#### [PROBLEM TO SOLVE]
In the listing below, count the lines containing the string "series" and state only the number.

#### [DATA FOR THIS EXERCISE]
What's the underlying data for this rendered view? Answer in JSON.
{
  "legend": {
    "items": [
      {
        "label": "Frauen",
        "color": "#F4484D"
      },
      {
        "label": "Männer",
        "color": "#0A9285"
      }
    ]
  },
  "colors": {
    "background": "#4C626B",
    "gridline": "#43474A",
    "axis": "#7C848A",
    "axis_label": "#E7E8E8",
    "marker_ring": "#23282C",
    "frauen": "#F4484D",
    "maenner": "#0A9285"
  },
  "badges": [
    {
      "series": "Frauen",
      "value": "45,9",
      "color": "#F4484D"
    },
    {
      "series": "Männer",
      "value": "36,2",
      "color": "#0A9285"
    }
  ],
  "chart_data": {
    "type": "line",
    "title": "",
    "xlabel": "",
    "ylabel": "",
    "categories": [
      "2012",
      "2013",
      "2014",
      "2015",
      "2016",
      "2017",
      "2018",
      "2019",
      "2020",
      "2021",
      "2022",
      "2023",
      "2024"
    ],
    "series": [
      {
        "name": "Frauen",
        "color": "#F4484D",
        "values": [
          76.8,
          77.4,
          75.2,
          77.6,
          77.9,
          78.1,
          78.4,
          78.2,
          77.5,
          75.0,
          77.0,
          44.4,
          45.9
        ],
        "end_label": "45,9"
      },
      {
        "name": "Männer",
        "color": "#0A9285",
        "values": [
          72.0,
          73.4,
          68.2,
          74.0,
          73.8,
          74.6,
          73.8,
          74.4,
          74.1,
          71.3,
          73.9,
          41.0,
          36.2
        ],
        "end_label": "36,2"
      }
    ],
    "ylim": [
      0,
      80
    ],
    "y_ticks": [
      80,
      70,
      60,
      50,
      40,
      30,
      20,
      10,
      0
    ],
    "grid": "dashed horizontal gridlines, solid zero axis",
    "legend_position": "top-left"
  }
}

#### [EXERCISE OUTPUT]
3